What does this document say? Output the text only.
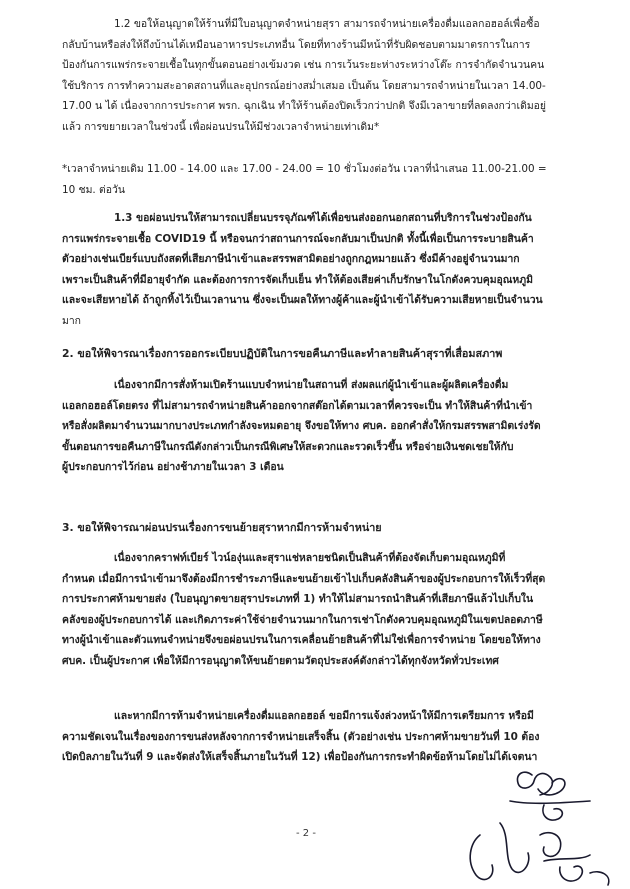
1.2 ขอให้อนุญาตให้ร้านที่มีใบอนุญาตจำหน่ายสุรา สามารถจำหน่ายเครื่องดื่มแอลกอฮอล์เพื่อซื้อ
กลับบ้านหรือส่งให้ถึงบ้านได้เหมือนอาหารประเภทอื่น โดยที่ทางร้านมีหน้าที่รับผิดชอบตามมาตรการในการ
ป้องกันการแพร่กระจายเชื้อในทุกขั้นตอนอย่างเข้มงวด เช่น การเว้นระยะห่างระหว่างโต๊ะ การจำกัดจำนวนคน
ใช้บริการ การทำความสะอาดสถานที่และอุปกรณ์อย่างสม่ำเสมอ เป็นต้น โดยสามารถจำหน่ายในเวลา 14.00-
17.00 น ได้ เนื่องจากการประกาศ พรก. ฉุกเฉิน ทำให้ร้านต้องปิดเร็วกว่าปกติ จึงมีเวลาขายที่ลดลงกว่าเดิมอยู่
แล้ว การขยายเวลาในช่วงนี้ เพื่อผ่อนปรนให้มีช่วงเวลาจำหน่ายเท่าเดิม*
*เวลาจำหน่ายเดิม 11.00 - 14.00 และ 17.00 - 24.00 = 10 ชั่วโมงต่อวัน เวลาที่นำเสนอ 11.00-21.00 =
10 ชม. ต่อวัน
1.3 ขอผ่อนปรนให้สามารถเปลี่ยนบรรจุภัณฑ์ได้เพื่อขนส่งออกนอกสถานที่บริการในช่วงป้องกัน
การแพร่กระจายเชื้อ COVID19 นี้ หรือจนกว่าสถานการณ์จะกลับมาเป็นปกติ ทั้งนี้เพื่อเป็นการระบายสินค้า
ตัวอย่างเช่นเบียร์แบบถังสดที่เสียภาษีนำเข้าและสรรพสามิตอย่างถูกกฎหมายแล้ว ซึ่งมีค้างอยู่จำนวนมาก
เพราะเป็นสินค้าที่มีอายุจำกัด และต้องการการจัดเก็บเย็น ทำให้ต้องเสียค่าเก็บรักษาในโกดังควบคุมอุณหภูมิ
และจะเสียหายได้ ถ้าถูกทิ้งไว้เป็นเวลานาน ซึ่งจะเป็นผลให้ทางผู้ค้าและผู้นำเข้าได้รับความเสียหายเป็นจำนวน
มาก
2. ขอให้พิจารณาเรื่องการออกระเบียบปฏิบัติในการขอคืนภาษีและทำลายสินค้าสุราที่เสื่อมสภาพ
เนื่องจากมีการสั่งห้ามเปิดร้านแบบจำหน่ายในสถานที่ ส่งผลแก่ผู้นำเข้าและผู้ผลิตเครื่องดื่ม
แอลกอฮอล์โดยตรง ที่ไม่สามารถจำหน่ายสินค้าออกจากสต๊อกได้ตามเวลาที่ควรจะเป็น ทำให้สินค้าที่นำเข้า
หรือสั่งผลิตมาจำนวนมากบางประเภทกำลังจะหมดอายุ จึงขอให้ทาง ศบค. ออกคำสั่งให้กรมสรรพสามิตเร่งรัด
ขั้นตอนการขอคืนภาษีในกรณีดังกล่าวเป็นกรณีพิเศษให้สะดวกและรวดเร็วขึ้น หรือจ่ายเงินชดเชยให้กับ
ผู้ประกอบการไว้ก่อน อย่างช้าภายในเวลา 3 เดือน
3. ขอให้พิจารณาผ่อนปรนเรื่องการขนย้ายสุราหากมีการห้ามจำหน่าย
เนื่องจากคราฟท์เบียร์ ไวน์องุ่นและสุราแช่หลายชนิดเป็นสินค้าที่ต้องจัดเก็บตามอุณหภูมิที่
กำหนด เมื่อมีการนำเข้ามาจึงต้องมีการชำระภาษีและขนย้ายเข้าไปเก็บคลังสินค้าของผู้ประกอบการให้เร็วที่สุด
การประกาศห้ามขายส่ง (ใบอนุญาตขายสุราประเภทที่ 1) ทำให้ไม่สามารถนำสินค้าที่เสียภาษีแล้วไปเก็บใน
คลังของผู้ประกอบการได้ และเกิดภาระค่าใช้จ่ายจำนวนมากในการเช่าโกดังควบคุมอุณหภูมิในเขตปลอดภาษี
ทางผู้นำเข้าและตัวแทนจำหน่ายจึงขอผ่อนปรนในการเคลื่อนย้ายสินค้าที่ไม่ใช่เพื่อการจำหน่าย โดยขอให้ทาง
ศบค. เป็นผู้ประกาศ เพื่อให้มีการอนุญาตให้ขนย้ายตามวัตถุประสงค์ดังกล่าวได้ทุกจังหวัดทั่วประเทศ
และหากมีการห้ามจำหน่ายเครื่องดื่มแอลกอฮอล์ ขอมีการแจ้งล่วงหน้าให้มีการเตรียมการ หรือมี
ความชัดเจนในเรื่องของการขนส่งหลังจากการจำหน่ายเสร็จสิ้น (ตัวอย่างเช่น ประกาศห้ามขายวันที่ 10 ต้อง
เปิดบิลภายในวันที่ 9 และจัดส่งให้เสร็จสิ้นภายในวันที่ 12) เพื่อป้องกันการกระทำผิดข้อห้ามโดยไม่ได้เจตนา
- 2 -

※

**Aim**
Pull out and copy each line containing the string "อนปรนให".

**Exercise answer**
แล้ว การขยายเวลาในช่วงนี้ เพื่อผ่อนปรนให้มีช่วงเวลาจำหน่ายเท่าเดิม*
1.3 ขอผ่อนปรนให้สามารถเปลี่ยนบรรจุภัณฑ์ได้เพื่อขนส่งออกนอกสถานที่บริการในช่วงป้องกัน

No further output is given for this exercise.